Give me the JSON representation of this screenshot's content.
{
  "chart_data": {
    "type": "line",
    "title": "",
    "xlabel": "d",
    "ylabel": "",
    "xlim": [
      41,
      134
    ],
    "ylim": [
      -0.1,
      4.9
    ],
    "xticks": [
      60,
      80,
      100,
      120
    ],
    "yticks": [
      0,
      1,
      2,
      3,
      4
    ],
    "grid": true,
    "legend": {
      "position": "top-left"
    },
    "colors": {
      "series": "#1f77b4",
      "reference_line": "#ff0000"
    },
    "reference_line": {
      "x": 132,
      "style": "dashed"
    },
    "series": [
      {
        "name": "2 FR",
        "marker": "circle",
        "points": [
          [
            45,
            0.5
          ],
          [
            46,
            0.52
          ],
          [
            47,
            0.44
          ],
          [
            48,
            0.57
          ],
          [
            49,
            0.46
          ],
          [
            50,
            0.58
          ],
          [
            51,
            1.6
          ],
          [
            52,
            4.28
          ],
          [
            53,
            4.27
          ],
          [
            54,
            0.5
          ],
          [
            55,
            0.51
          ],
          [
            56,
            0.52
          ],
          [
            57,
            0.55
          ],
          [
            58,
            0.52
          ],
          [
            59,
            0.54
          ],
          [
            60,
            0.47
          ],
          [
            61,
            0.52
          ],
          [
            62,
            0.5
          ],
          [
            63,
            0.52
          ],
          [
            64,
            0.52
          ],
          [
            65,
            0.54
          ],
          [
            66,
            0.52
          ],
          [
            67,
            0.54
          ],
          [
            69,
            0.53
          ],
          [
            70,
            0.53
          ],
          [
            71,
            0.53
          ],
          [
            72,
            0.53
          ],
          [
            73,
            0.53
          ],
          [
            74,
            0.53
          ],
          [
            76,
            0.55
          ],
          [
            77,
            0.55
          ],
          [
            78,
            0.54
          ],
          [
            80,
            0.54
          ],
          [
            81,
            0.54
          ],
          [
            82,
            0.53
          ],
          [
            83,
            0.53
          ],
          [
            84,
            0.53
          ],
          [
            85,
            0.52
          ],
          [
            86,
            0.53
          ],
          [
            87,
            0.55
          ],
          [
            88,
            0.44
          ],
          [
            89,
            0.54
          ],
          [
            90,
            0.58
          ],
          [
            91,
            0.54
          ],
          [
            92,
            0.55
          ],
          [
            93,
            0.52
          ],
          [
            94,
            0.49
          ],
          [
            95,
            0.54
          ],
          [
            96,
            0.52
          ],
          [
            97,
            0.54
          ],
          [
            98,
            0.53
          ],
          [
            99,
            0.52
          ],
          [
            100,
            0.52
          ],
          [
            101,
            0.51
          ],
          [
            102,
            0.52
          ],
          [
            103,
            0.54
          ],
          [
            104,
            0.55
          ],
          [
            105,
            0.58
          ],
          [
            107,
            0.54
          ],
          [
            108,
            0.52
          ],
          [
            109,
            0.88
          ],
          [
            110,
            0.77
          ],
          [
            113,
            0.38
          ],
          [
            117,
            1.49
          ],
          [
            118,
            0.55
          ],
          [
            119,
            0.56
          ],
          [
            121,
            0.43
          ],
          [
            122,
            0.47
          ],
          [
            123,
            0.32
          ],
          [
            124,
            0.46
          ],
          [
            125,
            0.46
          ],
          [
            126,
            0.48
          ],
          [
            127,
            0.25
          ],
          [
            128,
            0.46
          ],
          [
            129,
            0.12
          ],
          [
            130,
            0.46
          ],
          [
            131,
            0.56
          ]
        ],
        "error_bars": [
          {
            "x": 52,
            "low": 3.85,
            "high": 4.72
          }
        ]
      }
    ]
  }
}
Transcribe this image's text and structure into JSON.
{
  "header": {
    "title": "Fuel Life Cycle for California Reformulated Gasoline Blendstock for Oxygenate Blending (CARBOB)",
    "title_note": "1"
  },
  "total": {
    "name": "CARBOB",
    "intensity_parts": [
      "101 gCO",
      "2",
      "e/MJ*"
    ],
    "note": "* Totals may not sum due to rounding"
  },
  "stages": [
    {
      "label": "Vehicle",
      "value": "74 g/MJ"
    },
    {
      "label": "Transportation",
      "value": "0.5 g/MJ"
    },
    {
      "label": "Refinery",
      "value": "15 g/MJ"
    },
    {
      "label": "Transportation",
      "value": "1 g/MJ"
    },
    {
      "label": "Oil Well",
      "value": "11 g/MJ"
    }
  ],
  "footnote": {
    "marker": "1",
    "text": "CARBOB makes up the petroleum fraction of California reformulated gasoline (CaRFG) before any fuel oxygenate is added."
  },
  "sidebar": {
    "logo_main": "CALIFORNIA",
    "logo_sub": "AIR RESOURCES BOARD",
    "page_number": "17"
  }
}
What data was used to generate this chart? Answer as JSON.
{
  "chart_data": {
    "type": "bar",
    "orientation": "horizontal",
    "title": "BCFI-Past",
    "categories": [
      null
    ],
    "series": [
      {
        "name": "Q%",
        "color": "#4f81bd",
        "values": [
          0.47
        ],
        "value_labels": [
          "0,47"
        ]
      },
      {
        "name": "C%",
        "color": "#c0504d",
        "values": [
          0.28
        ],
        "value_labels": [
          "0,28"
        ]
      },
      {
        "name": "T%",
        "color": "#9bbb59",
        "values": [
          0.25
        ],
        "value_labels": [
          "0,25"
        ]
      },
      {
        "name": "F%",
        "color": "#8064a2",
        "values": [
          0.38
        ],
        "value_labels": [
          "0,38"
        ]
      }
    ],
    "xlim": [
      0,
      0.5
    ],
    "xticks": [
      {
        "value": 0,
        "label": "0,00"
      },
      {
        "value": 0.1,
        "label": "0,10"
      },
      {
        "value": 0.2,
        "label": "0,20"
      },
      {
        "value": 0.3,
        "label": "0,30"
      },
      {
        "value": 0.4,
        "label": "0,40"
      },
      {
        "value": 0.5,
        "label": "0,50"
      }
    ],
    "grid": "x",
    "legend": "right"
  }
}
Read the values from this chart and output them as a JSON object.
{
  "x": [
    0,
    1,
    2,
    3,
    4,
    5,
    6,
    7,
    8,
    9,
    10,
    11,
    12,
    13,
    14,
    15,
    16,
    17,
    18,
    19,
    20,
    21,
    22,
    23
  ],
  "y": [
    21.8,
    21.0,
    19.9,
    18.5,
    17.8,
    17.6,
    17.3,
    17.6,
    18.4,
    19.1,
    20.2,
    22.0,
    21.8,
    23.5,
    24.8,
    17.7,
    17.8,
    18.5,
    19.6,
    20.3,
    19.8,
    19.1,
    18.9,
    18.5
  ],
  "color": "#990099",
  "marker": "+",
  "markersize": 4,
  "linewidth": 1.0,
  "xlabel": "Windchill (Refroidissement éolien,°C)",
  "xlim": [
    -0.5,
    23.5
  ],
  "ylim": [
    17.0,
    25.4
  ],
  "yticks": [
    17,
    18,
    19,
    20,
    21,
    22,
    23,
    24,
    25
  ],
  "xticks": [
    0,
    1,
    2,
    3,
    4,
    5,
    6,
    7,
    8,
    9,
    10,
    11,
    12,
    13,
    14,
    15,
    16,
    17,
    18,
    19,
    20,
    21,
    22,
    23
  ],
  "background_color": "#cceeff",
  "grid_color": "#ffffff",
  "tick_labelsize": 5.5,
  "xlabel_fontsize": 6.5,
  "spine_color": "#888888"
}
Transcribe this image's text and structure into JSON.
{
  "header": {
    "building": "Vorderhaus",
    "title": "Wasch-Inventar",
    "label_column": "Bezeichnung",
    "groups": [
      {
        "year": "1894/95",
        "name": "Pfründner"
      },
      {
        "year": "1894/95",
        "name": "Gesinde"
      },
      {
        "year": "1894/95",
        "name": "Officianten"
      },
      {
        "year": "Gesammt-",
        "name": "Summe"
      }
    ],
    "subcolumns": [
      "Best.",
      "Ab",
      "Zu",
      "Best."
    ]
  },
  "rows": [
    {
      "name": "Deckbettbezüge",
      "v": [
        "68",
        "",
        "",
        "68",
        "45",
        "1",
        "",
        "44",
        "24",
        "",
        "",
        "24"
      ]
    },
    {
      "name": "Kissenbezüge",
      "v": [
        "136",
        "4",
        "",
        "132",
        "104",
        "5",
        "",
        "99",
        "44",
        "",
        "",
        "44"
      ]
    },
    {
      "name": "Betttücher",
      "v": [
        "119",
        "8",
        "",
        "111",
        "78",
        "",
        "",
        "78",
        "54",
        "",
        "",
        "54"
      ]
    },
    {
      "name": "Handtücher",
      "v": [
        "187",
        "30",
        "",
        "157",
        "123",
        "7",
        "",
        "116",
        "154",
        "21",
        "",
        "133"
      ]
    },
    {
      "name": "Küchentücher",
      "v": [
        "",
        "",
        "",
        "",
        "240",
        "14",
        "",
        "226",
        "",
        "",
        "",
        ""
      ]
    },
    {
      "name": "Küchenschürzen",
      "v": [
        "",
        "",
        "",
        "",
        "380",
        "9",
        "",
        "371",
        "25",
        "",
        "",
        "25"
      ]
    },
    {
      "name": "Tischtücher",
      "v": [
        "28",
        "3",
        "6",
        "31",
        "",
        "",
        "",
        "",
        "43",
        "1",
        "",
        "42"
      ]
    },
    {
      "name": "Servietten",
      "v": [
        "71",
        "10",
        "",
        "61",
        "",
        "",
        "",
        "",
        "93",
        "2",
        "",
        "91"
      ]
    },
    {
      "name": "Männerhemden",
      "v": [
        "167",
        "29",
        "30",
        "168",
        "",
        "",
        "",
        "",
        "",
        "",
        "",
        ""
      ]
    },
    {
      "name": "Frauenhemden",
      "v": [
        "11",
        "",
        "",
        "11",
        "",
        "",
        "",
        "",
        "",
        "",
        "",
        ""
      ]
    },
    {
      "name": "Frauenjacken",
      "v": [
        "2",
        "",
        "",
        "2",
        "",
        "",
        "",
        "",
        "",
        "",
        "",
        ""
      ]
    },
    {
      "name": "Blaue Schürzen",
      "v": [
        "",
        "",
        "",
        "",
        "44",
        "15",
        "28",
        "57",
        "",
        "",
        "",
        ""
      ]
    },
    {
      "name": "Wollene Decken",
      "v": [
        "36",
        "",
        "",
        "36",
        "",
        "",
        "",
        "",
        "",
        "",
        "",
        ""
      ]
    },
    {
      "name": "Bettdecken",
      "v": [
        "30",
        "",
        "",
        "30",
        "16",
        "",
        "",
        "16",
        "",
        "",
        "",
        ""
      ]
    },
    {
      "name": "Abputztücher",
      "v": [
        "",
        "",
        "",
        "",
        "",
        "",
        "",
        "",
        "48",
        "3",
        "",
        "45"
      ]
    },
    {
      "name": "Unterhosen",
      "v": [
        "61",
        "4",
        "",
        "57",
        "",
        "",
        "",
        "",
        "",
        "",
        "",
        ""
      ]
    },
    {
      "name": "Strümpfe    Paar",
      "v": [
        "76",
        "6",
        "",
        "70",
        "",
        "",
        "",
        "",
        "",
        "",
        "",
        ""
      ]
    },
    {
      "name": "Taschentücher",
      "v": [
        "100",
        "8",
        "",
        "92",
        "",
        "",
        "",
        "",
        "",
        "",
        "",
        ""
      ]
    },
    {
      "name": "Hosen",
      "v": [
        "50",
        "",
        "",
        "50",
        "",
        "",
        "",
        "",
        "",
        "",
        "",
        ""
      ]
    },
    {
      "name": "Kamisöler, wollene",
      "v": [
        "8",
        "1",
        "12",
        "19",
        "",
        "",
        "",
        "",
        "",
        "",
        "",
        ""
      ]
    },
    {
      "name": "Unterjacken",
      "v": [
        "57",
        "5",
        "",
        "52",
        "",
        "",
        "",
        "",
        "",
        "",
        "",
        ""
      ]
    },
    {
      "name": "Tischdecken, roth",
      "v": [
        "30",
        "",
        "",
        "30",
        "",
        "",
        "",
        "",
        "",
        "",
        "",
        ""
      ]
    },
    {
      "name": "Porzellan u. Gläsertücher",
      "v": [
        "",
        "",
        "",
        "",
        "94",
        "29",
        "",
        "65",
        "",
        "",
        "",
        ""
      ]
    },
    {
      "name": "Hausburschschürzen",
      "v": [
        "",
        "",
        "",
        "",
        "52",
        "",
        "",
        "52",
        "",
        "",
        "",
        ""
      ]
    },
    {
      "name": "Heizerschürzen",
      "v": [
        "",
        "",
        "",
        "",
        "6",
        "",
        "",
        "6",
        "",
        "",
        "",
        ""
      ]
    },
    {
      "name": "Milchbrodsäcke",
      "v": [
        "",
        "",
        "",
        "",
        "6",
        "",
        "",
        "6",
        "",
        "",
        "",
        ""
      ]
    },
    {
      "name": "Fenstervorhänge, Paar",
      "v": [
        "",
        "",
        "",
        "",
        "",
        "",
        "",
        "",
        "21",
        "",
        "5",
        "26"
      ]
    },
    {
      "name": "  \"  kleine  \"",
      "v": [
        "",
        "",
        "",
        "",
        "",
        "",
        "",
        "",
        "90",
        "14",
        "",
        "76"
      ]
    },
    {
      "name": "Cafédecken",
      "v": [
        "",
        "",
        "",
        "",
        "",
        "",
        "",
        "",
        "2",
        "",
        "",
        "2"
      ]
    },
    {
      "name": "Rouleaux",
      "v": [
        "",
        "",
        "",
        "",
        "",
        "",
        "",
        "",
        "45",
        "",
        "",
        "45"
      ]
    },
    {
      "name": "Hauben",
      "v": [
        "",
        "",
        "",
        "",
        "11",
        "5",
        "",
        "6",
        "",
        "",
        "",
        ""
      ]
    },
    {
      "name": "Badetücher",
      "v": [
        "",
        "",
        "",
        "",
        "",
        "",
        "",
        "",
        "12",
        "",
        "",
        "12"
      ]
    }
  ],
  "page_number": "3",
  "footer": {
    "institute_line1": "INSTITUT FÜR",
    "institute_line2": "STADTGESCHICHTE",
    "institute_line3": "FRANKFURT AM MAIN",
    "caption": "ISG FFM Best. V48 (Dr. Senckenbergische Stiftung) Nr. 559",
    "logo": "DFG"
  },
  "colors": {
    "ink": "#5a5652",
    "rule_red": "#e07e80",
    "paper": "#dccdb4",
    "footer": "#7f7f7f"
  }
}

PROBLEM REQUIREMENTS: Which lines include the word "CARBOB"? List them all.

SOLVED EXERCISE:
    "title": "Fuel Life Cycle for California Reformulated Gasoline Blendstock for Oxygenate Blending (CARBOB)",
    "name": "CARBOB",
    "text": "CARBOB makes up the petroleum fraction of California reformulated gasoline (CaRFG) before any fuel oxygenate is added."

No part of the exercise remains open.